### INPUT

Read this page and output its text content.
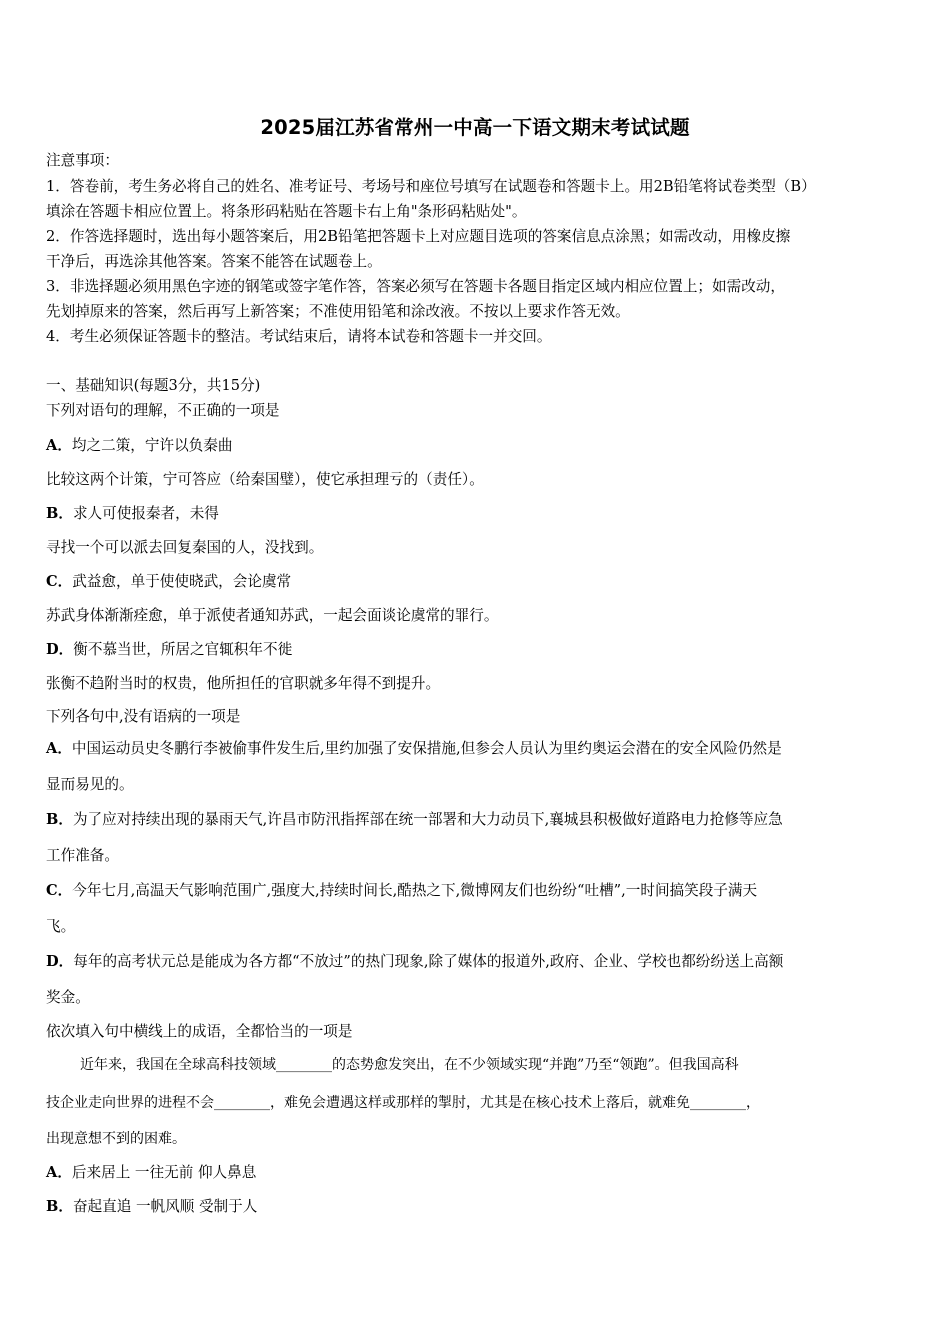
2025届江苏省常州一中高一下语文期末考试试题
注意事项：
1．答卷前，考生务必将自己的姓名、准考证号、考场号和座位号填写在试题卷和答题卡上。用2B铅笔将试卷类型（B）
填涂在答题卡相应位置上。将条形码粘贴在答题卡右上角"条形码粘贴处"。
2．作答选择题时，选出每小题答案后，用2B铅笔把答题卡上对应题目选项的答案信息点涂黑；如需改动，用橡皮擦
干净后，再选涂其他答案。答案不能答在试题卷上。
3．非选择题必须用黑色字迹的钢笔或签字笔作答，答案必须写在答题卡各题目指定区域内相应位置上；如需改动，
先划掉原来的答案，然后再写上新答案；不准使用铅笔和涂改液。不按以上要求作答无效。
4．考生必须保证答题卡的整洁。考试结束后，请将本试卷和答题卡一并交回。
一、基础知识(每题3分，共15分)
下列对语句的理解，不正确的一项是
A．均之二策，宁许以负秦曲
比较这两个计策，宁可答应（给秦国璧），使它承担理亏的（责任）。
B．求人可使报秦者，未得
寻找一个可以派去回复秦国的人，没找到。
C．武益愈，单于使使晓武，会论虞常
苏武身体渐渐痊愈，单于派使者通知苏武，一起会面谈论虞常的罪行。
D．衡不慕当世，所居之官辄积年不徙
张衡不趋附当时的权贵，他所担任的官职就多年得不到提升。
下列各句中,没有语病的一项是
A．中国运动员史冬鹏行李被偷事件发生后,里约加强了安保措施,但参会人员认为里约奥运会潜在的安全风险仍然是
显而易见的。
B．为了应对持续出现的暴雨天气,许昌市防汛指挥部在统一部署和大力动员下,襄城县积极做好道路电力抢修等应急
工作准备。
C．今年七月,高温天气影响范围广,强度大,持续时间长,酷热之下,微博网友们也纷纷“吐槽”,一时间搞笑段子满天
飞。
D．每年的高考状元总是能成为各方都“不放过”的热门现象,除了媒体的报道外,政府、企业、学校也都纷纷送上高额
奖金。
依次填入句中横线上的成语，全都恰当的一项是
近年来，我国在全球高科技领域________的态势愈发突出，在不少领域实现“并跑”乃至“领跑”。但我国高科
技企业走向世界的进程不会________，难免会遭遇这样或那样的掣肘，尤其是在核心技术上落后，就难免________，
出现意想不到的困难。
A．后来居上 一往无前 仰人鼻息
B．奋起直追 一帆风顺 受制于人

######
### INPUT

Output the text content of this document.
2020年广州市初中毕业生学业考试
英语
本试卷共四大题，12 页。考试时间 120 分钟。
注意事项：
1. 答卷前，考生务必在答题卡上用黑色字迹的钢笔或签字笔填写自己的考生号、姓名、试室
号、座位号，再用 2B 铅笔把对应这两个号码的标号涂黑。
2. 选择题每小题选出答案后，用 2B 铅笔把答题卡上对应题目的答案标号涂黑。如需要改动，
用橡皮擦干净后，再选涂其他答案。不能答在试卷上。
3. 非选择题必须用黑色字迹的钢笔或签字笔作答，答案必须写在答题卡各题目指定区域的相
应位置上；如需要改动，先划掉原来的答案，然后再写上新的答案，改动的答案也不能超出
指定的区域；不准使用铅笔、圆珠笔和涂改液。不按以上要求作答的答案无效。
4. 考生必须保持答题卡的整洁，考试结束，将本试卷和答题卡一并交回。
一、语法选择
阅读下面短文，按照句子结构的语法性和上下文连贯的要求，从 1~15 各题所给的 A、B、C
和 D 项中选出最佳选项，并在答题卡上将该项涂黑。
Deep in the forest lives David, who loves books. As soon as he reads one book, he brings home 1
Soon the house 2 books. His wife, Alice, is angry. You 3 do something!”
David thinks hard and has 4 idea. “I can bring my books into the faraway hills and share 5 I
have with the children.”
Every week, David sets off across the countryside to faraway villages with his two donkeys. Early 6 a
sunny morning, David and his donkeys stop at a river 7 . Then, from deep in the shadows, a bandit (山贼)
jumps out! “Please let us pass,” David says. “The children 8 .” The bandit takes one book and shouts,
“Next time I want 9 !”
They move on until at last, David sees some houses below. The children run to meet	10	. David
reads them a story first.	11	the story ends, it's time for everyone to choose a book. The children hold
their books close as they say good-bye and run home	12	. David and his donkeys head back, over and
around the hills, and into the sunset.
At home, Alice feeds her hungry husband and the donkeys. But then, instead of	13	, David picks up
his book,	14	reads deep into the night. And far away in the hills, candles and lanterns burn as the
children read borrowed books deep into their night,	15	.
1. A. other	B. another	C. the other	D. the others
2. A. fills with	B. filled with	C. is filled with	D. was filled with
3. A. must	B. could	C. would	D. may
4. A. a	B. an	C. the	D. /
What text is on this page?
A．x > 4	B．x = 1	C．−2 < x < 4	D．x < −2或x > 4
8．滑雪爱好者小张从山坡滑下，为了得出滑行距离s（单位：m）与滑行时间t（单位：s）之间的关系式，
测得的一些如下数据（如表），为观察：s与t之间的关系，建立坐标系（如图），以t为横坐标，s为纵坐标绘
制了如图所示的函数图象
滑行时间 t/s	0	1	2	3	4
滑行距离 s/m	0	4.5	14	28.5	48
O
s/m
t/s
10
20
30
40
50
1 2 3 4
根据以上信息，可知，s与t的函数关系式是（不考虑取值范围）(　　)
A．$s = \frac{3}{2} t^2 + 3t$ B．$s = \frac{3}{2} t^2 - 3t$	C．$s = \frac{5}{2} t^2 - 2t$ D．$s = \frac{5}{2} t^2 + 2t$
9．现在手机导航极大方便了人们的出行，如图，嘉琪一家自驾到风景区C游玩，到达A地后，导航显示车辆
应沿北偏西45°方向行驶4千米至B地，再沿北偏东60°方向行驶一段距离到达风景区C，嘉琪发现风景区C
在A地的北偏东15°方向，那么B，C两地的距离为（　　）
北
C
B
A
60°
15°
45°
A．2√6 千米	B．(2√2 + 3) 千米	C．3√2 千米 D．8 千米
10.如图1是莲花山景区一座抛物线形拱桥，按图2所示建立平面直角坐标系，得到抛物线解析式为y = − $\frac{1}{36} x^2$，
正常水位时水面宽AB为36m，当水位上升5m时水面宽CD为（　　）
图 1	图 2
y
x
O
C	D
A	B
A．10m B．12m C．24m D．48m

######
### INPUT

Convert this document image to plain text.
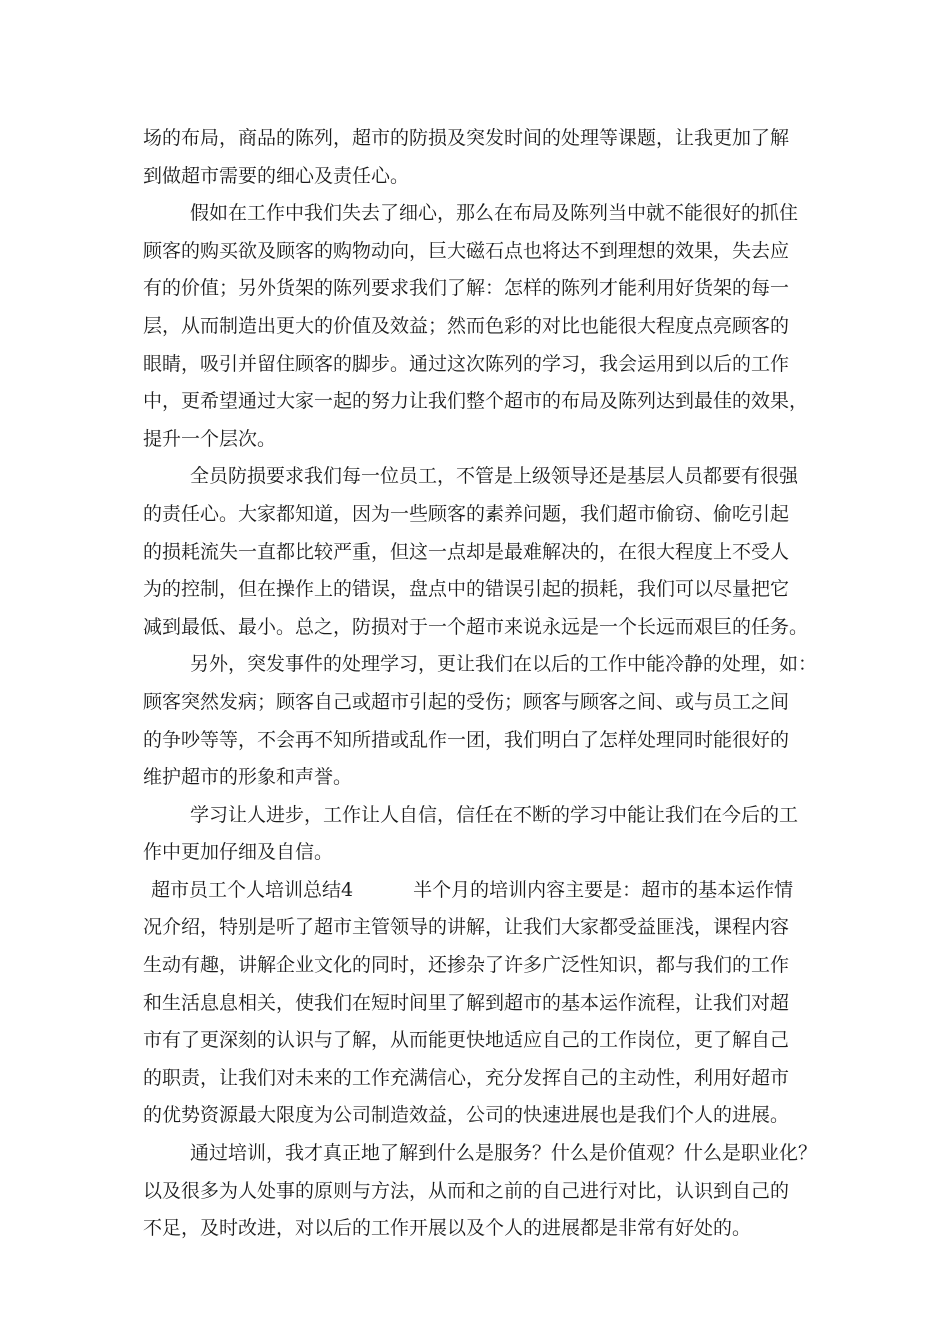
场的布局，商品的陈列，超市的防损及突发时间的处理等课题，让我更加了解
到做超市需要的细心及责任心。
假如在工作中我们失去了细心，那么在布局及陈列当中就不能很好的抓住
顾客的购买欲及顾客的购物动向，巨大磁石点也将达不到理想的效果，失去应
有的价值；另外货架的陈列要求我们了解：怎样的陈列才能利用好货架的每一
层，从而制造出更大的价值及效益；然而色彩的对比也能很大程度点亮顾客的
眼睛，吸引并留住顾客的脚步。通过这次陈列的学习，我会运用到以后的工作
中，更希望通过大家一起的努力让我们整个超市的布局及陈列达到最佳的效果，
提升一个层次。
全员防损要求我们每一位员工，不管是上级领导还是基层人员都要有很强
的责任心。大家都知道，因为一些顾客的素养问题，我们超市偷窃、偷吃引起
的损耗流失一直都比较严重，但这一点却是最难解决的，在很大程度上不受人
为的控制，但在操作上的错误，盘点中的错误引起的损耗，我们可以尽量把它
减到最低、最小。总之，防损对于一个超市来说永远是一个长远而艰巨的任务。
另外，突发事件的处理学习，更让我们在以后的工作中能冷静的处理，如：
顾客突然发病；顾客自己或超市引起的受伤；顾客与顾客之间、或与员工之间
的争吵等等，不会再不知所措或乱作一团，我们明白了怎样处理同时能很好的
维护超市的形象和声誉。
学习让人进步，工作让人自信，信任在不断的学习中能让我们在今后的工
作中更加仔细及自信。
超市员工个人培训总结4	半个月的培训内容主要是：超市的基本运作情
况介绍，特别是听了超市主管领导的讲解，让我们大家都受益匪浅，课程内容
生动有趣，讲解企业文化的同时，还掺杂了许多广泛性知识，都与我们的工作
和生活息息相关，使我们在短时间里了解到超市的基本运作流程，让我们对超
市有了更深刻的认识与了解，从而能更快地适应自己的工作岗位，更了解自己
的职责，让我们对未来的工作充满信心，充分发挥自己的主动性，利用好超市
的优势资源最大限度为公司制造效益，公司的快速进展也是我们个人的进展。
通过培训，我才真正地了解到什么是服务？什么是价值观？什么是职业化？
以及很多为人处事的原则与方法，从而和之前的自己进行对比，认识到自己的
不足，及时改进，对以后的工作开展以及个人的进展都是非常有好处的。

######

▸ **WHAT IS REQUIRED**:
From the listing above, pick out each line where the word "hills" appears.

▸ **THE REPLY**:
David thinks hard and has 4 idea. “I can bring my books into the faraway hills and share 5 I
around the hills, and into the sunset.
his book,	14	reads deep into the night. And far away in the hills, candles and lanterns burn as the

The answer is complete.